Directive: Each line of the listing must be transcribed exactly, except for the images, which should be excluded.

Listing:

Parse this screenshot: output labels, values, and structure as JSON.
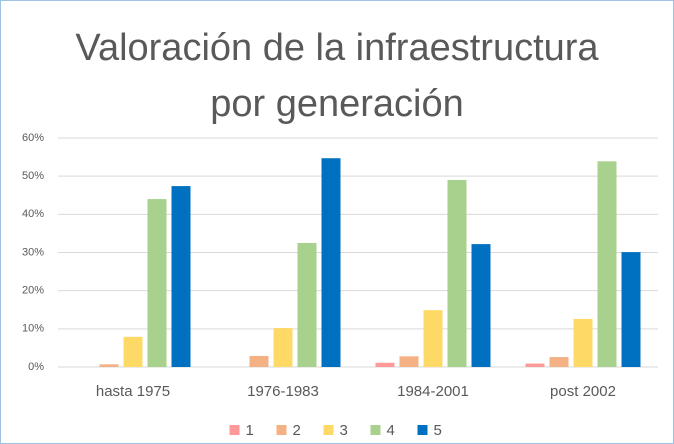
{
  "chart_data": {
    "type": "bar",
    "title": "Valoración de la infraestructura por generación",
    "categories": [
      "hasta 1975",
      "1976-1983",
      "1984-2001",
      "post 2002"
    ],
    "series": [
      {
        "name": "1",
        "color": "#ff9999",
        "values": [
          0,
          0,
          1.1,
          0.9
        ]
      },
      {
        "name": "2",
        "color": "#f4b183",
        "values": [
          0.7,
          2.9,
          2.8,
          2.6
        ]
      },
      {
        "name": "3",
        "color": "#ffd966",
        "values": [
          7.9,
          10.2,
          14.9,
          12.6
        ]
      },
      {
        "name": "4",
        "color": "#a9d18e",
        "values": [
          44,
          32.5,
          49,
          53.9
        ]
      },
      {
        "name": "5",
        "color": "#0070c0",
        "values": [
          47.4,
          54.7,
          32.2,
          30.1
        ]
      }
    ],
    "ylim": [
      0,
      60
    ],
    "yticks": [
      {
        "value": 0,
        "label": "0%"
      },
      {
        "value": 10,
        "label": "10%"
      },
      {
        "value": 20,
        "label": "20%"
      },
      {
        "value": 30,
        "label": "30%"
      },
      {
        "value": 40,
        "label": "40%"
      },
      {
        "value": 50,
        "label": "50%"
      },
      {
        "value": 60,
        "label": "60%"
      }
    ],
    "grid": true,
    "legend": "bottom"
  }
}
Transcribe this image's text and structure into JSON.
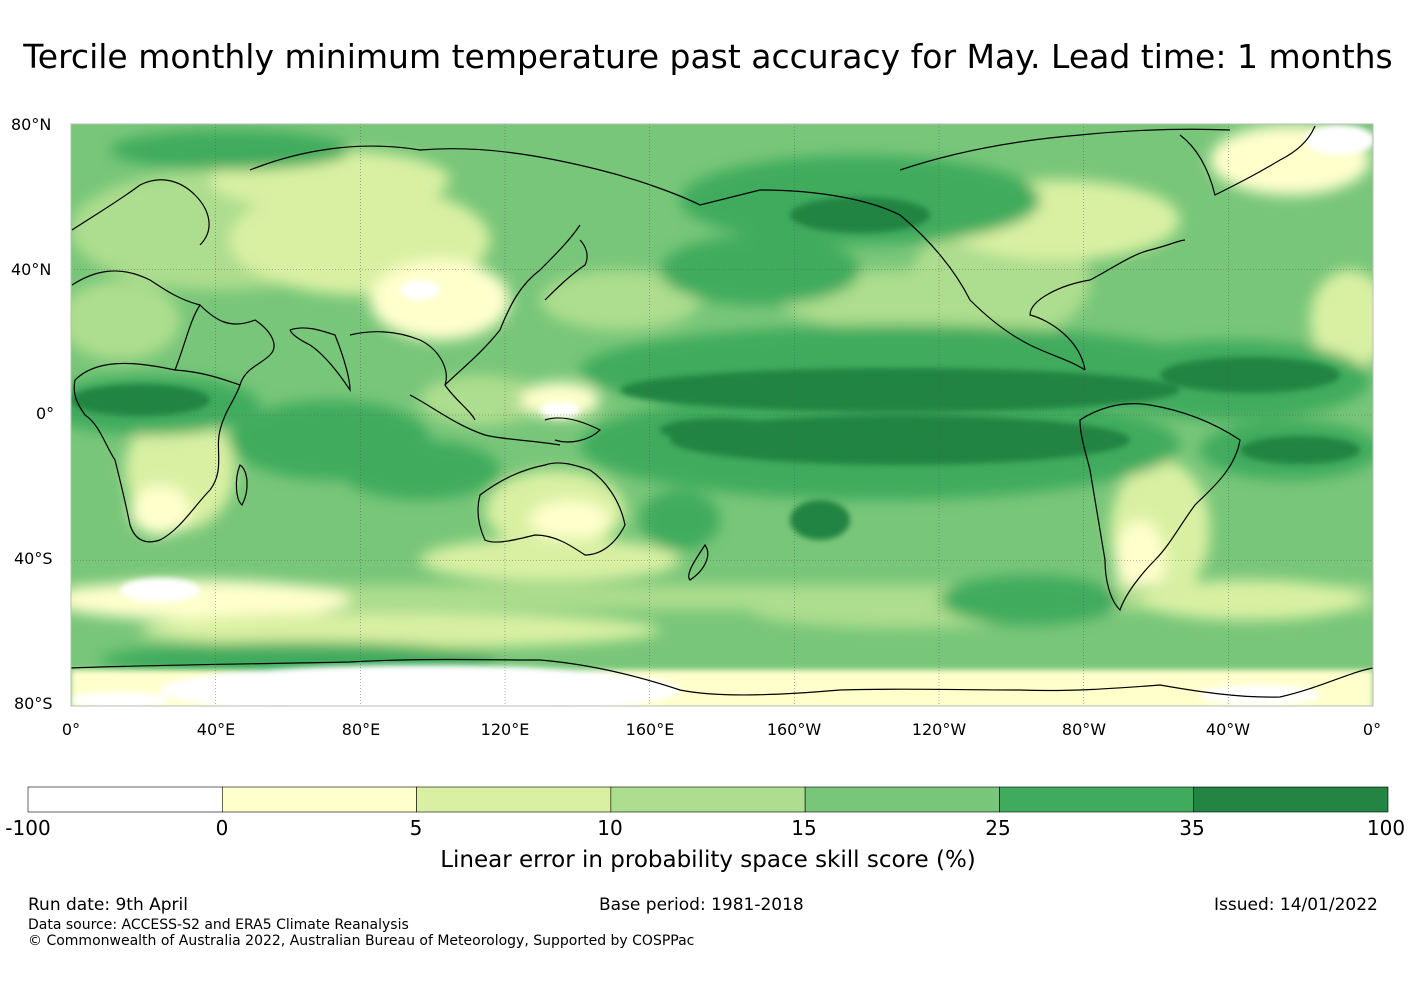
{
  "title": "Tercile monthly minimum temperature past accuracy for May. Lead time: 1 months",
  "map": {
    "lat_labels": [
      "80°N",
      "40°N",
      "0°",
      "40°S",
      "80°S"
    ],
    "lon_labels": [
      "0°",
      "40°E",
      "80°E",
      "120°E",
      "160°E",
      "160°W",
      "120°W",
      "80°W",
      "40°W",
      "0°"
    ],
    "extent": {
      "lon_from": "0°E",
      "lon_to": "360°E",
      "lat_from": "80°S",
      "lat_to": "80°N"
    }
  },
  "colorbar": {
    "ticks": [
      "-100",
      "0",
      "5",
      "10",
      "15",
      "25",
      "35",
      "100"
    ],
    "colors": [
      "#ffffff",
      "#ffffcc",
      "#d9f0a3",
      "#addd8e",
      "#78c679",
      "#41ab5d",
      "#238443"
    ],
    "label": "Linear error in probability space skill score (%)"
  },
  "footer": {
    "run_date": "Run date: 9th April",
    "base_period": "Base period: 1981-2018",
    "issued": "Issued: 14/01/2022",
    "data_source": "Data source: ACCESS-S2 and ERA5 Climate Reanalysis",
    "copyright": "© Commonwealth of Australia 2022, Australian Bureau of Meteorology, Supported by COSPPac"
  }
}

Solution to the problem:
Parse this screenshot: output labels, values, and structure as JSON.
{
  "chart_data": {
    "type": "bar",
    "title": "Valoración de la infraestructura por generación",
    "categories": [
      "hasta 1975",
      "1976-1983",
      "1984-2001",
      "post 2002"
    ],
    "series": [
      {
        "name": "1",
        "color": "#ff9999",
        "values": [
          0,
          0,
          1.1,
          0.9
        ]
      },
      {
        "name": "2",
        "color": "#f4b183",
        "values": [
          0.7,
          2.9,
          2.8,
          2.6
        ]
      },
      {
        "name": "3",
        "color": "#ffd966",
        "values": [
          7.9,
          10.2,
          14.9,
          12.6
        ]
      },
      {
        "name": "4",
        "color": "#a9d18e",
        "values": [
          44,
          32.5,
          49,
          53.9
        ]
      },
      {
        "name": "5",
        "color": "#0070c0",
        "values": [
          47.4,
          54.7,
          32.2,
          30.1
        ]
      }
    ],
    "ylim": [
      0,
      60
    ],
    "yticks": [
      {
        "value": 0,
        "label": "0%"
      },
      {
        "value": 10,
        "label": "10%"
      },
      {
        "value": 20,
        "label": "20%"
      },
      {
        "value": 30,
        "label": "30%"
      },
      {
        "value": 40,
        "label": "40%"
      },
      {
        "value": 50,
        "label": "50%"
      },
      {
        "value": 60,
        "label": "60%"
      }
    ],
    "grid": true,
    "legend": "bottom"
  }
}
Transcribe this image's text and structure into JSON.
{
  "title": "Tercile monthly minimum temperature past accuracy for May. Lead time: 1 months",
  "map": {
    "lat_labels": [
      "80°N",
      "40°N",
      "0°",
      "40°S",
      "80°S"
    ],
    "lon_labels": [
      "0°",
      "40°E",
      "80°E",
      "120°E",
      "160°E",
      "160°W",
      "120°W",
      "80°W",
      "40°W",
      "0°"
    ],
    "extent": {
      "lon_from": "0°E",
      "lon_to": "360°E",
      "lat_from": "80°S",
      "lat_to": "80°N"
    }
  },
  "colorbar": {
    "ticks": [
      "-100",
      "0",
      "5",
      "10",
      "15",
      "25",
      "35",
      "100"
    ],
    "colors": [
      "#ffffff",
      "#ffffcc",
      "#d9f0a3",
      "#addd8e",
      "#78c679",
      "#41ab5d",
      "#238443"
    ],
    "label": "Linear error in probability space skill score (%)"
  },
  "footer": {
    "run_date": "Run date: 9th April",
    "base_period": "Base period: 1981-2018",
    "issued": "Issued: 14/01/2022",
    "data_source": "Data source: ACCESS-S2 and ERA5 Climate Reanalysis",
    "copyright": "© Commonwealth of Australia 2022, Australian Bureau of Meteorology, Supported by COSPPac"
  }
}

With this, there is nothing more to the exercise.